- WORK TO COMPLETE -
In your copy, leave out the pictures and repeat the entries below exactly.

(Extracted data entries)
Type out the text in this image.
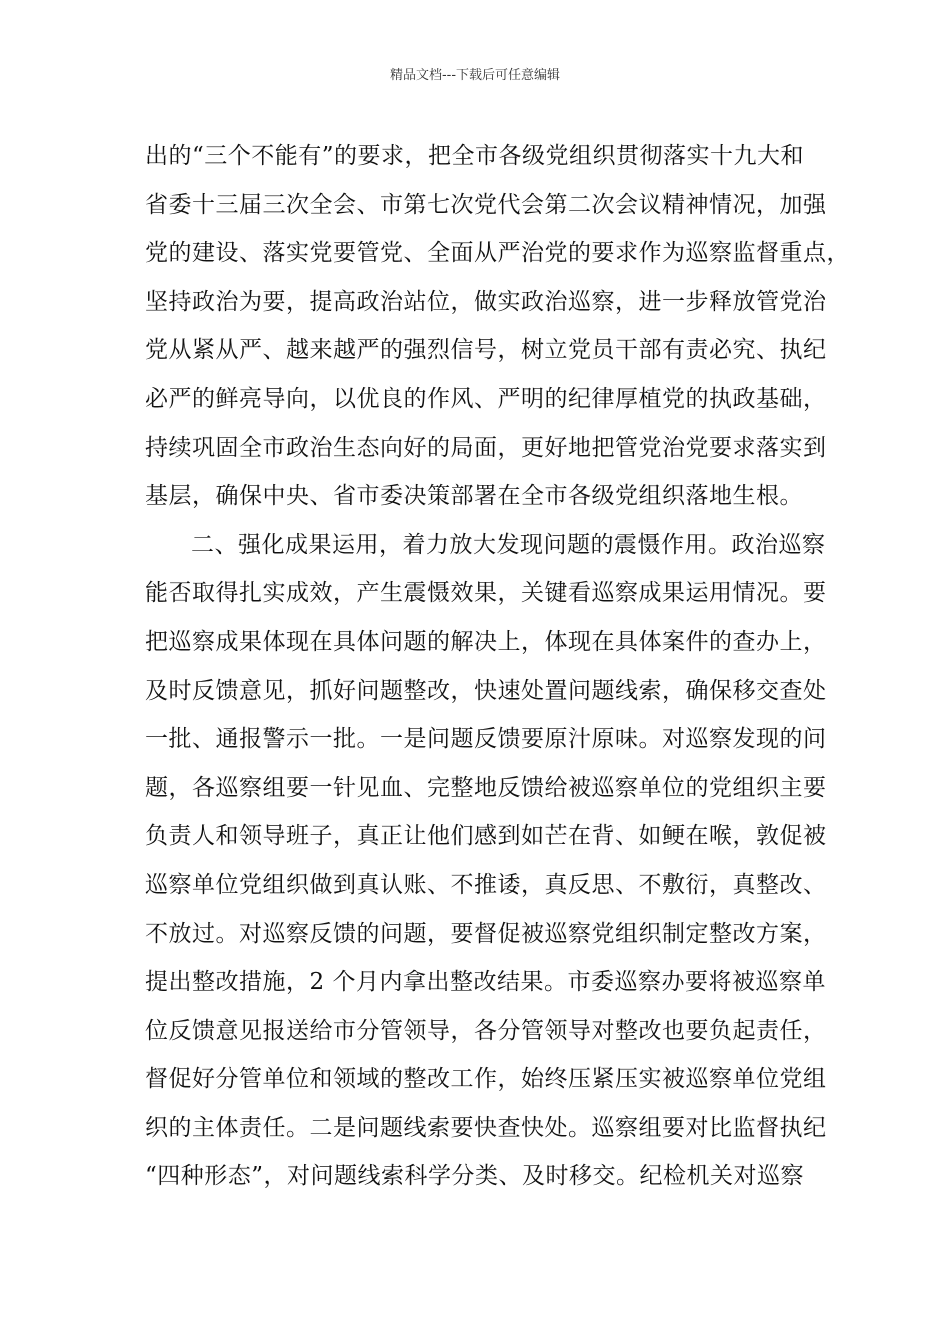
精品文档---下载后可任意编辑
出的“三个不能有”的要求，把全市各级党组织贯彻落实十九大和
省委十三届三次全会、市第七次党代会第二次会议精神情况，加强
党的建设、落实党要管党、全面从严治党的要求作为巡察监督重点，
坚持政治为要，提高政治站位，做实政治巡察，进一步释放管党治
党从紧从严、越来越严的强烈信号，树立党员干部有责必究、执纪
必严的鲜亮导向，以优良的作风、严明的纪律厚植党的执政基础，
持续巩固全市政治生态向好的局面，更好地把管党治党要求落实到
基层，确保中央、省市委决策部署在全市各级党组织落地生根。
二、强化成果运用，着力放大发现问题的震慑作用。政治巡察
能否取得扎实成效，产生震慑效果，关键看巡察成果运用情况。要
把巡察成果体现在具体问题的解决上，体现在具体案件的查办上，
及时反馈意见，抓好问题整改，快速处置问题线索，确保移交查处
一批、通报警示一批。一是问题反馈要原汁原味。对巡察发现的问
题，各巡察组要一针见血、完整地反馈给被巡察单位的党组织主要
负责人和领导班子，真正让他们感到如芒在背、如鲠在喉，敦促被
巡察单位党组织做到真认账、不推诿，真反思、不敷衍，真整改、
不放过。对巡察反馈的问题，要督促被巡察党组织制定整改方案，
提出整改措施，2 个月内拿出整改结果。市委巡察办要将被巡察单
位反馈意见报送给市分管领导，各分管领导对整改也要负起责任，
督促好分管单位和领域的整改工作，始终压紧压实被巡察单位党组
织的主体责任。二是问题线索要快查快处。巡察组要对比监督执纪
“四种形态”，对问题线索科学分类、及时移交。纪检机关对巡察
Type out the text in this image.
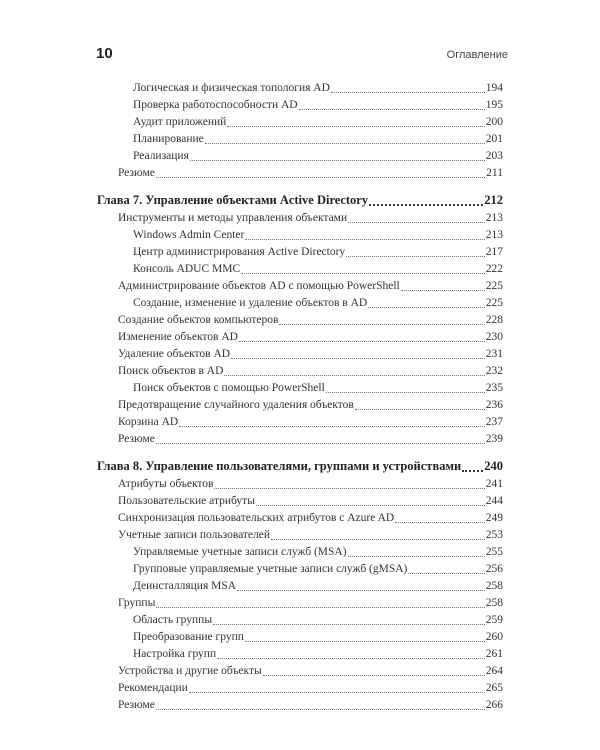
10	Оглавление
Логическая и физическая топология AD	194
Проверка работоспособности AD	195
Аудит приложений	200
Планирование	201
Реализация	203
Резюме	211
Глава 7. Управление объектами Active Directory	212
Инструменты и методы управления объектами	213
Windows Admin Center	213
Центр администрирования Active Directory	217
Консоль ADUC MMC	222
Администрирование объектов AD с помощью PowerShell	225
Создание, изменение и удаление объектов в AD	225
Создание объектов компьютеров	228
Изменение объектов AD	230
Удаление объектов AD	231
Поиск объектов в AD	232
Поиск объектов с помощью PowerShell	235
Предотвращение случайного удаления объектов	236
Корзина AD	237
Резюме	239
Глава 8. Управление пользователями, группами и устройствами 240
Атрибуты объектов	241
Пользовательские атрибуты	244
Синхронизация пользовательских атрибутов с Azure AD	249
Учетные записи пользователей	253
Управляемые учетные записи служб (MSA)	255
Групповые управляемые учетные записи служб (gMSA)	256
Деинсталляция MSA	258
Группы	258
Область группы	259
Преобразование групп	260
Настройка групп	261
Устройства и другие объекты	264
Рекомендации	265
Резюме	266
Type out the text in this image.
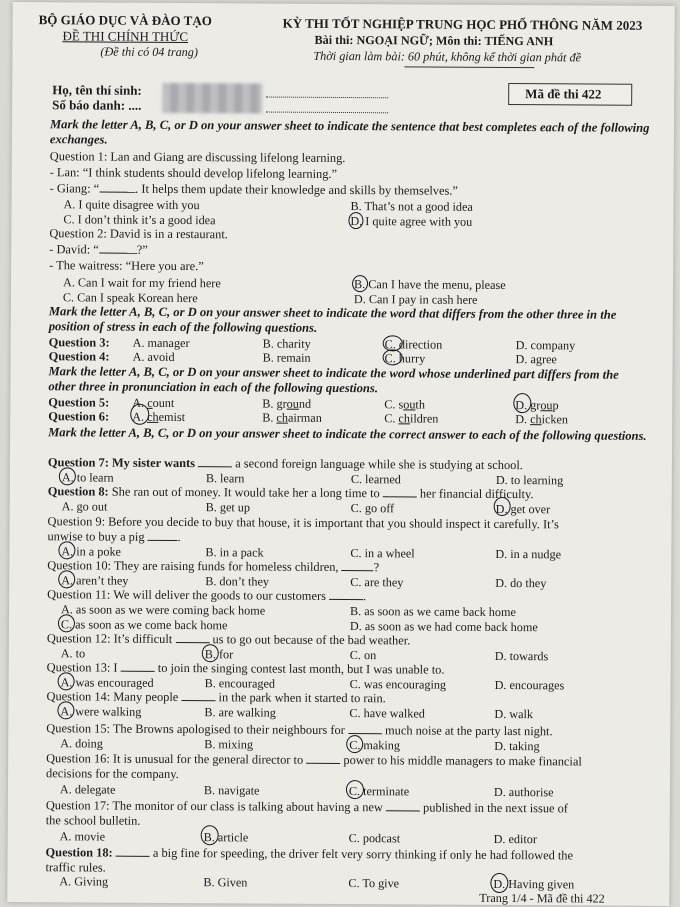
BỘ GIÁO DỤC VÀ ĐÀO TẠO
ĐỀ THI CHÍNH THỨC
(Đề thi có 04 trang)
KỲ THI TỐT NGHIỆP TRUNG HỌC PHỔ THÔNG NĂM 2023
Bài thi: NGOẠI NGỮ; Môn thi: TIẾNG ANH
Thời gian làm bài: 60 phút, không kể thời gian phát đề
Họ, tên thí sinh:
Số báo danh: ....
Mã đề thi 422
Mark the letter A, B, C, or D on your answer sheet to indicate the sentence that best completes each of the following exchanges.
Question 1: Lan and Giang are discussing lifelong learning.
- Lan: “I think students should develop lifelong learning.”
- Giang: “	. It helps them update their knowledge and skills by themselves.”
A. I quite disagree with you	B. That’s not a good idea
C. I don’t think it’s a good idea	D. I quite agree with you
Question 2: David is in a restaurant.
- David: “	?”
- The waitress: “Here you are.”
A. Can I wait for my friend here	B. Can I have the menu, please
C. Can I speak Korean here	D. Can I pay in cash here
Mark the letter A, B, C, or D on your answer sheet to indicate the word that differs from the other three in the position of stress in each of the following questions.
Question 3: A. manager	B. charity	C. direction	D. company
Question 4: A. avoid	B. remain	C. hurry	D. agree
Mark the letter A, B, C, or D on your answer sheet to indicate the word whose underlined part differs from the other three in pronunciation in each of the following questions.
Question 5: A. count	B. ground	C. south	D. group
Question 6: A. chemist	B. chairman	C. children	D. chicken
Mark the letter A, B, C, or D on your answer sheet to indicate the correct answer to each of the following questions.
Question 7: My sister wants	a second foreign language while she is studying at school.
A. to learn	B. learn	C. learned	D. to learning
Question 8: She ran out of money. It would take her a long time to	her financial difficulty.
A. go out	B. get up	C. go off	D. get over
Question 9: Before you decide to buy that house, it is important that you should inspect it carefully. It’s
unwise to buy a pig	.
A. in a poke	B. in a pack	C. in a wheel	D. in a nudge
Question 10: They are raising funds for homeless children,	?
A. aren’t they	B. don’t they	C. are they	D. do they
Question 11: We will deliver the goods to our customers	.
A. as soon as we were coming back home	B. as soon as we came back home
C. as soon as we come back home	D. as soon as we had come back home
Question 12: It’s difficult	us to go out because of the bad weather.
A. to	B. for	C. on	D. towards
Question 13: I	to join the singing contest last month, but I was unable to.
A. was encouraged	B. encouraged	C. was encouraging	D. encourages
Question 14: Many people	in the park when it started to rain.
A. were walking	B. are walking	C. have walked	D. walk
Question 15: The Browns apologised to their neighbours for	much noise at the party last night.
A. doing	B. mixing	C. making	D. taking
Question 16: It is unusual for the general director to	power to his middle managers to make financial
decisions for the company.
A. delegate	B. navigate	C. terminate	D. authorise
Question 17: The monitor of our class is talking about having a new	published in the next issue of
the school bulletin.
A. movie	B. article	C. podcast	D. editor
Question 18:	a big fine for speeding, the driver felt very sorry thinking if only he had followed the
traffic rules.
A. Giving	B. Given	C. To give	D. Having given
Trang 1/4 - Mã đề thi 422
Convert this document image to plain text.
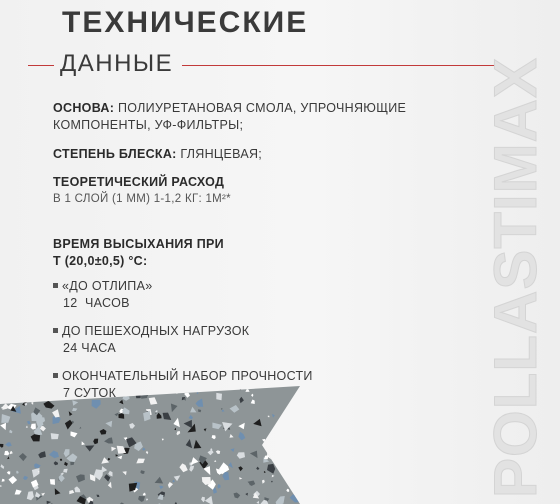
ТЕХНИЧЕСКИЕ
ДАННЫЕ	POLLASTIMAX
ОСНОВА: ПОЛИУРЕТАНОВАЯ СМОЛА, УПРОЧНЯЮЩИЕ
КОМПОНЕНТЫ, УФ-ФИЛЬТРЫ;
СТЕПЕНЬ БЛЕСКА: ГЛЯНЦЕВАЯ;
ТЕОРЕТИЧЕСКИЙ РАСХОД
В 1 СЛОЙ (1 ММ) 1-1,2 КГ: 1М²*
ВРЕМЯ ВЫСЫХАНИЯ ПРИ
T (20,0±0,5) °C:
«ДО ОТЛИПА»
12  ЧАСОВ
ДО ПЕШЕХОДНЫХ НАГРУЗОК
24 ЧАСА
ОКОНЧАТЕЛЬНЫЙ НАБОР ПРОЧНОСТИ
7 СУТОК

- PROBLEM SOLUTION -
Type out the text in this image.
精品文档---下载后可任意编辑
出的“三个不能有”的要求，把全市各级党组织贯彻落实十九大和
省委十三届三次全会、市第七次党代会第二次会议精神情况，加强
党的建设、落实党要管党、全面从严治党的要求作为巡察监督重点，
坚持政治为要，提高政治站位，做实政治巡察，进一步释放管党治
党从紧从严、越来越严的强烈信号，树立党员干部有责必究、执纪
必严的鲜亮导向，以优良的作风、严明的纪律厚植党的执政基础，
持续巩固全市政治生态向好的局面，更好地把管党治党要求落实到
基层，确保中央、省市委决策部署在全市各级党组织落地生根。
二、强化成果运用，着力放大发现问题的震慑作用。政治巡察
能否取得扎实成效，产生震慑效果，关键看巡察成果运用情况。要
把巡察成果体现在具体问题的解决上，体现在具体案件的查办上，
及时反馈意见，抓好问题整改，快速处置问题线索，确保移交查处
一批、通报警示一批。一是问题反馈要原汁原味。对巡察发现的问
题，各巡察组要一针见血、完整地反馈给被巡察单位的党组织主要
负责人和领导班子，真正让他们感到如芒在背、如鲠在喉，敦促被
巡察单位党组织做到真认账、不推诿，真反思、不敷衍，真整改、
不放过。对巡察反馈的问题，要督促被巡察党组织制定整改方案，
提出整改措施，2 个月内拿出整改结果。市委巡察办要将被巡察单
位反馈意见报送给市分管领导，各分管领导对整改也要负起责任，
督促好分管单位和领域的整改工作，始终压紧压实被巡察单位党组
织的主体责任。二是问题线索要快查快处。巡察组要对比监督执纪
“四种形态”，对问题线索科学分类、及时移交。纪检机关对巡察
Type out the text in this image.
10	Оглавление
Логическая и физическая топология AD	194
Проверка работоспособности AD	195
Аудит приложений	200
Планирование	201
Реализация	203
Резюме	211
Глава 7. Управление объектами Active Directory	212
Инструменты и методы управления объектами	213
Windows Admin Center	213
Центр администрирования Active Directory	217
Консоль ADUC MMC	222
Администрирование объектов AD с помощью PowerShell	225
Создание, изменение и удаление объектов в AD	225
Создание объектов компьютеров	228
Изменение объектов AD	230
Удаление объектов AD	231
Поиск объектов в AD	232
Поиск объектов с помощью PowerShell	235
Предотвращение случайного удаления объектов	236
Корзина AD	237
Резюме	239
Глава 8. Управление пользователями, группами и устройствами 240
Атрибуты объектов	241
Пользовательские атрибуты	244
Синхронизация пользовательских атрибутов с Azure AD	249
Учетные записи пользователей	253
Управляемые учетные записи служб (MSA)	255
Групповые управляемые учетные записи служб (gMSA)	256
Деинсталляция MSA	258
Группы	258
Область группы	259
Преобразование групп	260
Настройка групп	261
Устройства и другие объекты	264
Рекомендации	265
Резюме	266
Type out the text in this image.
BỘ GIÁO DỤC VÀ ĐÀO TẠO
ĐỀ THI CHÍNH THỨC
(Đề thi có 04 trang)
KỲ THI TỐT NGHIỆP TRUNG HỌC PHỔ THÔNG NĂM 2023
Bài thi: NGOẠI NGỮ; Môn thi: TIẾNG ANH
Thời gian làm bài: 60 phút, không kể thời gian phát đề
Họ, tên thí sinh:
Số báo danh: ....
Mã đề thi 422
Mark the letter A, B, C, or D on your answer sheet to indicate the sentence that best completes each of the following exchanges.
Question 1: Lan and Giang are discussing lifelong learning.
- Lan: “I think students should develop lifelong learning.”
- Giang: “	. It helps them update their knowledge and skills by themselves.”
A. I quite disagree with you	B. That’s not a good idea
C. I don’t think it’s a good idea	D. I quite agree with you
Question 2: David is in a restaurant.
- David: “	?”
- The waitress: “Here you are.”
A. Can I wait for my friend here	B. Can I have the menu, please
C. Can I speak Korean here	D. Can I pay in cash here
Mark the letter A, B, C, or D on your answer sheet to indicate the word that differs from the other three in the position of stress in each of the following questions.
Question 3: A. manager	B. charity	C. direction	D. company
Question 4: A. avoid	B. remain	C. hurry	D. agree
Mark the letter A, B, C, or D on your answer sheet to indicate the word whose underlined part differs from the other three in pronunciation in each of the following questions.
Question 5: A. count	B. ground	C. south	D. group
Question 6: A. chemist	B. chairman	C. children	D. chicken
Mark the letter A, B, C, or D on your answer sheet to indicate the correct answer to each of the following questions.
Question 7: My sister wants	a second foreign language while she is studying at school.
A. to learn	B. learn	C. learned	D. to learning
Question 8: She ran out of money. It would take her a long time to	her financial difficulty.
A. go out	B. get up	C. go off	D. get over
Question 9: Before you decide to buy that house, it is important that you should inspect it carefully. It’s
unwise to buy a pig	.
A. in a poke	B. in a pack	C. in a wheel	D. in a nudge
Question 10: They are raising funds for homeless children,	?
A. aren’t they	B. don’t they	C. are they	D. do they
Question 11: We will deliver the goods to our customers	.
A. as soon as we were coming back home	B. as soon as we came back home
C. as soon as we come back home	D. as soon as we had come back home
Question 12: It’s difficult	us to go out because of the bad weather.
A. to	B. for	C. on	D. towards
Question 13: I	to join the singing contest last month, but I was unable to.
A. was encouraged	B. encouraged	C. was encouraging	D. encourages
Question 14: Many people	in the park when it started to rain.
A. were walking	B. are walking	C. have walked	D. walk
Question 15: The Browns apologised to their neighbours for	much noise at the party last night.
A. doing	B. mixing	C. making	D. taking
Question 16: It is unusual for the general director to	power to his middle managers to make financial
decisions for the company.
A. delegate	B. navigate	C. terminate	D. authorise
Question 17: The monitor of our class is talking about having a new	published in the next issue of
the school bulletin.
A. movie	B. article	C. podcast	D. editor
Question 18:	a big fine for speeding, the driver felt very sorry thinking if only he had followed the
traffic rules.
A. Giving	B. Given	C. To give	D. Having given
Trang 1/4 - Mã đề thi 422
Convert this document image to plain text.
ТЕХНИЧЕСКИЕ
ДАННЫЕ	POLLASTIMAX
ОСНОВА: ПОЛИУРЕТАНОВАЯ СМОЛА, УПРОЧНЯЮЩИЕ
КОМПОНЕНТЫ, УФ-ФИЛЬТРЫ;
СТЕПЕНЬ БЛЕСКА: ГЛЯНЦЕВАЯ;
ТЕОРЕТИЧЕСКИЙ РАСХОД
В 1 СЛОЙ (1 ММ) 1-1,2 КГ: 1М²*
ВРЕМЯ ВЫСЫХАНИЯ ПРИ
T (20,0±0,5) °C:
«ДО ОТЛИПА»
12  ЧАСОВ
ДО ПЕШЕХОДНЫХ НАГРУЗОК
24 ЧАСА
ОКОНЧАТЕЛЬНЫЙ НАБОР ПРОЧНОСТИ
7 СУТОК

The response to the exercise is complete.